Job:
Extract all lines that hold the string "plus".
═══
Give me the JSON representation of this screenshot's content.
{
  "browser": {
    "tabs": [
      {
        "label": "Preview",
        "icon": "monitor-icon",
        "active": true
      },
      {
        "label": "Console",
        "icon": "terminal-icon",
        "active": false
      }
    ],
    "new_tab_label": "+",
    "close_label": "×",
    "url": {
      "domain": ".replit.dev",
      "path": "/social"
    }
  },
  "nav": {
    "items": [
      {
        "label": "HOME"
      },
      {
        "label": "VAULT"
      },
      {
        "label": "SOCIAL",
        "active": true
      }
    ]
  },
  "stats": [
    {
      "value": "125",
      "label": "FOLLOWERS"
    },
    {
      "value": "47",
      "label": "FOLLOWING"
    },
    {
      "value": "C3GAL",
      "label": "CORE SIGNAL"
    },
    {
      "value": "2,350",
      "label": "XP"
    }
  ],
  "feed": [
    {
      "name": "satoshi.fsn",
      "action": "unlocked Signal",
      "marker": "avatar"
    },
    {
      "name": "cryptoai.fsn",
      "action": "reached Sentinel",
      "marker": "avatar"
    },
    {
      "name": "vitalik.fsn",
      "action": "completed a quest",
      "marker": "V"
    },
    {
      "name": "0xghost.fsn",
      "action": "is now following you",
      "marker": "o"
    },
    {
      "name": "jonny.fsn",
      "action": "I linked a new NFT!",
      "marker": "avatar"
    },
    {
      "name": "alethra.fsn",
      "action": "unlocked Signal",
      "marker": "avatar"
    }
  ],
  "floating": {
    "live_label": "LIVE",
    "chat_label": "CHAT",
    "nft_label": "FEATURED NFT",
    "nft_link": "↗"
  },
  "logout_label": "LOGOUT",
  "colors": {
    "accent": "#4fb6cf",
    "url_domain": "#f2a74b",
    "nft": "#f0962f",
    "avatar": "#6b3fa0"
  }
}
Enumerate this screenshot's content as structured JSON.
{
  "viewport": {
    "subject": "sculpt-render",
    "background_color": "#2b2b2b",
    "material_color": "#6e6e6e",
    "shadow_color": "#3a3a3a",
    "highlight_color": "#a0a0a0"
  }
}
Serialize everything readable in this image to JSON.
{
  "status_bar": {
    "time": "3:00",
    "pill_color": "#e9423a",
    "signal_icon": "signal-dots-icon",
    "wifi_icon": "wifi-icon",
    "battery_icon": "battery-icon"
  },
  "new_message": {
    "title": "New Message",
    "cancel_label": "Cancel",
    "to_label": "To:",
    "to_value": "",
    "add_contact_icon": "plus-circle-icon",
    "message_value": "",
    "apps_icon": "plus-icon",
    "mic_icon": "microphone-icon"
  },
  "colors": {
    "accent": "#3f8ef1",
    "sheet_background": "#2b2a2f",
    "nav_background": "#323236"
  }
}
═══
Response below:
    "add_contact_icon": "plus-circle-icon",
    "apps_icon": "plus-icon",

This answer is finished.